Instructions to follow: Omit the images, then output each of the records below exactly.

Material for this task:
------

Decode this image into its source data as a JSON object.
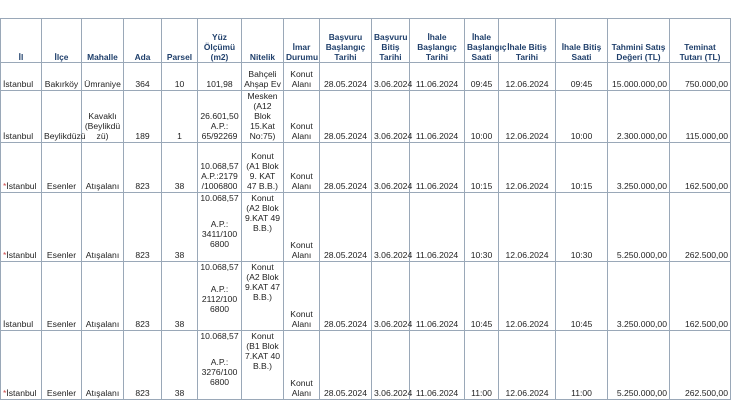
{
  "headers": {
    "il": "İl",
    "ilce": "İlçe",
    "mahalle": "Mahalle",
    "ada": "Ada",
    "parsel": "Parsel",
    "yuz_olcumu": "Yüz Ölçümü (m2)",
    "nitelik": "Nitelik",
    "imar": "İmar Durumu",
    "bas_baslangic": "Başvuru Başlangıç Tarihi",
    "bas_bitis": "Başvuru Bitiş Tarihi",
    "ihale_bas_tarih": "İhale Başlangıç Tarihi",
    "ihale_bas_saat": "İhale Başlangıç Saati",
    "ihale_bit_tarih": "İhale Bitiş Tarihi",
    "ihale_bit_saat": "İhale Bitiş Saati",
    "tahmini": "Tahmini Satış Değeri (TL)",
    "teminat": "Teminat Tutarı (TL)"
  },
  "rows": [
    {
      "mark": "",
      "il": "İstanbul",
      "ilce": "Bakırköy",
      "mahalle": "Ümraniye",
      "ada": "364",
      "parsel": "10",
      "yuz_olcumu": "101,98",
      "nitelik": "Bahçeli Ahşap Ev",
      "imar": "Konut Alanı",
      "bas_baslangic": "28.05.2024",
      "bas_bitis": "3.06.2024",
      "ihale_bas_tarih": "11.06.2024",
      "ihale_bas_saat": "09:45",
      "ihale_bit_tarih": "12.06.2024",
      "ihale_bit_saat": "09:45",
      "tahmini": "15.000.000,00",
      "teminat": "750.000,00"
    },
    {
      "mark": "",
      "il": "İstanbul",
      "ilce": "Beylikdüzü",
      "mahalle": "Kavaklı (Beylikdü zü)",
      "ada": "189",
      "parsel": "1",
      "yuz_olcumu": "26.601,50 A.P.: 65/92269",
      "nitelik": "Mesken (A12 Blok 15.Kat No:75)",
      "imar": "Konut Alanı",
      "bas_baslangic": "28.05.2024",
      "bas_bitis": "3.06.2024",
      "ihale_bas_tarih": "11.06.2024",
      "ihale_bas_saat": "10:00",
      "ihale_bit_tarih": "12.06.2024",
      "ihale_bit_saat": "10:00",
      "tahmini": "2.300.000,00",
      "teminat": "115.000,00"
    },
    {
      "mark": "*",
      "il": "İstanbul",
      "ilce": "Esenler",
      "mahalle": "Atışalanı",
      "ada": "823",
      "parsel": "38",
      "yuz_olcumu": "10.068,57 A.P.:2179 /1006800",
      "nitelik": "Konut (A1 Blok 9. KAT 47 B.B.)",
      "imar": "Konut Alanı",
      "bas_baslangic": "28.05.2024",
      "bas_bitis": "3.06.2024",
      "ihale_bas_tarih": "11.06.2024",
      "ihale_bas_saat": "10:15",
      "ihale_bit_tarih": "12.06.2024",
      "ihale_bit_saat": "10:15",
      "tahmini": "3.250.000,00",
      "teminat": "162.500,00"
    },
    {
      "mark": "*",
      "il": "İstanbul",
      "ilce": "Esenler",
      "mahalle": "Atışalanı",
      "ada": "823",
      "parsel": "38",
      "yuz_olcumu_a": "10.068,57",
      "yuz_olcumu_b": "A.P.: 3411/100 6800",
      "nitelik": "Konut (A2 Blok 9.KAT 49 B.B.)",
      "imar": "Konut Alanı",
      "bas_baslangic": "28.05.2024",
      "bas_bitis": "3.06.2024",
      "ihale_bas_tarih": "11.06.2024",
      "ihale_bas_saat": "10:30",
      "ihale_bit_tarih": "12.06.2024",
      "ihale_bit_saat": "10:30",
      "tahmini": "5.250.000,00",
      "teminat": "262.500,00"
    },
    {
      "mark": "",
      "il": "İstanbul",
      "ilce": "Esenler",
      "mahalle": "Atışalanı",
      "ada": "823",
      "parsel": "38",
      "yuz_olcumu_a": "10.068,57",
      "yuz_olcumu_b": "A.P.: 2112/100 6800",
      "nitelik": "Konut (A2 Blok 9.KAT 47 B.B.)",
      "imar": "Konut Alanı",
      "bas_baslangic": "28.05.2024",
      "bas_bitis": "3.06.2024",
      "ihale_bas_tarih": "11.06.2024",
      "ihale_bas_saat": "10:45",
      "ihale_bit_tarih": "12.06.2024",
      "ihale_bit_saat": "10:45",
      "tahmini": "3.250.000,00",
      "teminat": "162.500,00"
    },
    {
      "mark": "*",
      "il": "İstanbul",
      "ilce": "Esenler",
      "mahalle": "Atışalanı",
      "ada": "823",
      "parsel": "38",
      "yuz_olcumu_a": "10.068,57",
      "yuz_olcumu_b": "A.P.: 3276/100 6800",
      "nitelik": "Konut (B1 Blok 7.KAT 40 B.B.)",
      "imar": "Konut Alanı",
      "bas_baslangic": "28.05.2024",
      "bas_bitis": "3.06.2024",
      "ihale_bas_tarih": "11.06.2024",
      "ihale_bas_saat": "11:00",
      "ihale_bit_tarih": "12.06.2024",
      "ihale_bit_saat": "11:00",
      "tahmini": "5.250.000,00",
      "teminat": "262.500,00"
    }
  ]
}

------

The result:
Decode this image into its source data as a JSON object.
{
  "headers": {
    "il": "İl",
    "ilce": "İlçe",
    "mahalle": "Mahalle",
    "ada": "Ada",
    "parsel": "Parsel",
    "yuz_olcumu": "Yüz Ölçümü (m2)",
    "nitelik": "Nitelik",
    "imar": "İmar Durumu",
    "bas_baslangic": "Başvuru Başlangıç Tarihi",
    "bas_bitis": "Başvuru Bitiş Tarihi",
    "ihale_bas_tarih": "İhale Başlangıç Tarihi",
    "ihale_bas_saat": "İhale Başlangıç Saati",
    "ihale_bit_tarih": "İhale Bitiş Tarihi",
    "ihale_bit_saat": "İhale Bitiş Saati",
    "tahmini": "Tahmini Satış Değeri (TL)",
    "teminat": "Teminat Tutarı (TL)"
  },
  "rows": [
    {
      "mark": "",
      "il": "İstanbul",
      "ilce": "Bakırköy",
      "mahalle": "Ümraniye",
      "ada": "364",
      "parsel": "10",
      "yuz_olcumu": "101,98",
      "nitelik": "Bahçeli Ahşap Ev",
      "imar": "Konut Alanı",
      "bas_baslangic": "28.05.2024",
      "bas_bitis": "3.06.2024",
      "ihale_bas_tarih": "11.06.2024",
      "ihale_bas_saat": "09:45",
      "ihale_bit_tarih": "12.06.2024",
      "ihale_bit_saat": "09:45",
      "tahmini": "15.000.000,00",
      "teminat": "750.000,00"
    },
    {
      "mark": "",
      "il": "İstanbul",
      "ilce": "Beylikdüzü",
      "mahalle": "Kavaklı (Beylikdü zü)",
      "ada": "189",
      "parsel": "1",
      "yuz_olcumu": "26.601,50 A.P.: 65/92269",
      "nitelik": "Mesken (A12 Blok 15.Kat No:75)",
      "imar": "Konut Alanı",
      "bas_baslangic": "28.05.2024",
      "bas_bitis": "3.06.2024",
      "ihale_bas_tarih": "11.06.2024",
      "ihale_bas_saat": "10:00",
      "ihale_bit_tarih": "12.06.2024",
      "ihale_bit_saat": "10:00",
      "tahmini": "2.300.000,00",
      "teminat": "115.000,00"
    },
    {
      "mark": "*",
      "il": "İstanbul",
      "ilce": "Esenler",
      "mahalle": "Atışalanı",
      "ada": "823",
      "parsel": "38",
      "yuz_olcumu": "10.068,57 A.P.:2179 /1006800",
      "nitelik": "Konut (A1 Blok 9. KAT 47 B.B.)",
      "imar": "Konut Alanı",
      "bas_baslangic": "28.05.2024",
      "bas_bitis": "3.06.2024",
      "ihale_bas_tarih": "11.06.2024",
      "ihale_bas_saat": "10:15",
      "ihale_bit_tarih": "12.06.2024",
      "ihale_bit_saat": "10:15",
      "tahmini": "3.250.000,00",
      "teminat": "162.500,00"
    },
    {
      "mark": "*",
      "il": "İstanbul",
      "ilce": "Esenler",
      "mahalle": "Atışalanı",
      "ada": "823",
      "parsel": "38",
      "yuz_olcumu_a": "10.068,57",
      "yuz_olcumu_b": "A.P.: 3411/100 6800",
      "nitelik": "Konut (A2 Blok 9.KAT 49 B.B.)",
      "imar": "Konut Alanı",
      "bas_baslangic": "28.05.2024",
      "bas_bitis": "3.06.2024",
      "ihale_bas_tarih": "11.06.2024",
      "ihale_bas_saat": "10:30",
      "ihale_bit_tarih": "12.06.2024",
      "ihale_bit_saat": "10:30",
      "tahmini": "5.250.000,00",
      "teminat": "262.500,00"
    },
    {
      "mark": "",
      "il": "İstanbul",
      "ilce": "Esenler",
      "mahalle": "Atışalanı",
      "ada": "823",
      "parsel": "38",
      "yuz_olcumu_a": "10.068,57",
      "yuz_olcumu_b": "A.P.: 2112/100 6800",
      "nitelik": "Konut (A2 Blok 9.KAT 47 B.B.)",
      "imar": "Konut Alanı",
      "bas_baslangic": "28.05.2024",
      "bas_bitis": "3.06.2024",
      "ihale_bas_tarih": "11.06.2024",
      "ihale_bas_saat": "10:45",
      "ihale_bit_tarih": "12.06.2024",
      "ihale_bit_saat": "10:45",
      "tahmini": "3.250.000,00",
      "teminat": "162.500,00"
    },
    {
      "mark": "*",
      "il": "İstanbul",
      "ilce": "Esenler",
      "mahalle": "Atışalanı",
      "ada": "823",
      "parsel": "38",
      "yuz_olcumu_a": "10.068,57",
      "yuz_olcumu_b": "A.P.: 3276/100 6800",
      "nitelik": "Konut (B1 Blok 7.KAT 40 B.B.)",
      "imar": "Konut Alanı",
      "bas_baslangic": "28.05.2024",
      "bas_bitis": "3.06.2024",
      "ihale_bas_tarih": "11.06.2024",
      "ihale_bas_saat": "11:00",
      "ihale_bit_tarih": "12.06.2024",
      "ihale_bit_saat": "11:00",
      "tahmini": "5.250.000,00",
      "teminat": "262.500,00"
    }
  ]
}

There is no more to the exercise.